**Brief**
Keep the pictures out of the copy and print all the entries below exactly.

**Input data**
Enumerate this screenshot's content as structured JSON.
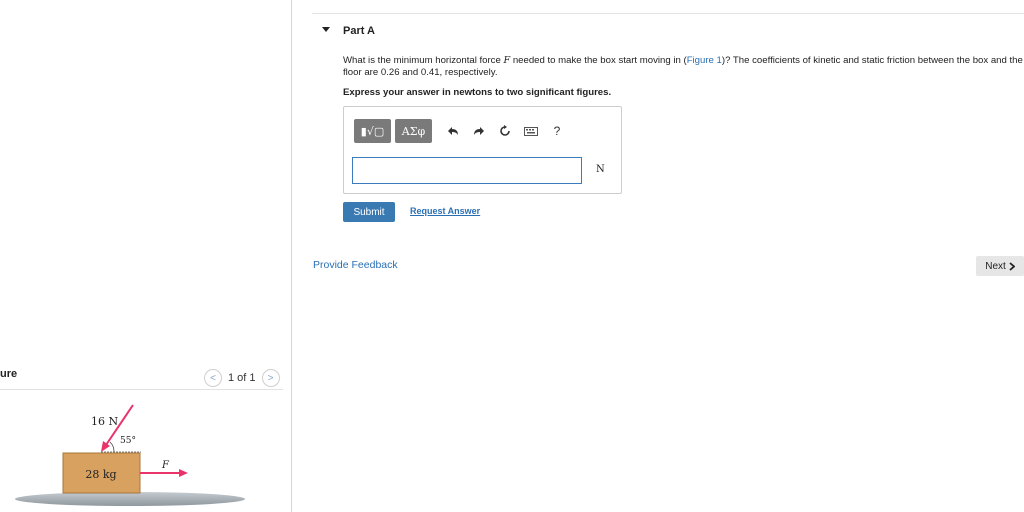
{
  "figure_panel": {
    "title": "ure",
    "pager": "1 of 1",
    "prev_icon": "chevron-left-icon",
    "next_icon": "chevron-right-icon",
    "diagram": {
      "force_label": "16 N",
      "angle_label": "55°",
      "mass_label": "28 kg",
      "applied_force_label": "F",
      "colors": {
        "box": "#d8a15f",
        "arrow": "#e8336b",
        "floor": "#a9b1b7"
      }
    }
  },
  "part": {
    "title": "Part A",
    "question_pre": "What is the minimum horizontal force ",
    "question_var": "F",
    "question_mid": " needed to make the box start moving in (",
    "figure_link": "Figure 1",
    "question_post": ")? The coefficients of kinetic and static friction between the box and the floor are 0.26 and 0.41, respectively.",
    "instruction": "Express your answer in newtons to two significant figures.",
    "toolbar": {
      "template_label": "▮√▢",
      "greek_label": "ΑΣφ",
      "undo_icon": "undo-icon",
      "redo_icon": "redo-icon",
      "reset_icon": "reset-icon",
      "keyboard_icon": "keyboard-icon",
      "help_label": "?"
    },
    "answer_value": "",
    "unit": "N",
    "submit_label": "Submit",
    "request_label": "Request Answer"
  },
  "footer": {
    "feedback_label": "Provide Feedback",
    "next_label": "Next",
    "next_icon": "chevron-right-icon"
  }
}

**Exercise solution**
Enumerate this screenshot's content as structured JSON.
{
  "figure_panel": {
    "title": "ure",
    "pager": "1 of 1",
    "prev_icon": "chevron-left-icon",
    "next_icon": "chevron-right-icon",
    "diagram": {
      "force_label": "16 N",
      "angle_label": "55°",
      "mass_label": "28 kg",
      "applied_force_label": "F",
      "colors": {
        "box": "#d8a15f",
        "arrow": "#e8336b",
        "floor": "#a9b1b7"
      }
    }
  },
  "part": {
    "title": "Part A",
    "question_pre": "What is the minimum horizontal force ",
    "question_var": "F",
    "question_mid": " needed to make the box start moving in (",
    "figure_link": "Figure 1",
    "question_post": ")? The coefficients of kinetic and static friction between the box and the floor are 0.26 and 0.41, respectively.",
    "instruction": "Express your answer in newtons to two significant figures.",
    "toolbar": {
      "template_label": "▮√▢",
      "greek_label": "ΑΣφ",
      "undo_icon": "undo-icon",
      "redo_icon": "redo-icon",
      "reset_icon": "reset-icon",
      "keyboard_icon": "keyboard-icon",
      "help_label": "?"
    },
    "answer_value": "",
    "unit": "N",
    "submit_label": "Submit",
    "request_label": "Request Answer"
  },
  "footer": {
    "feedback_label": "Provide Feedback",
    "next_label": "Next",
    "next_icon": "chevron-right-icon"
  }
}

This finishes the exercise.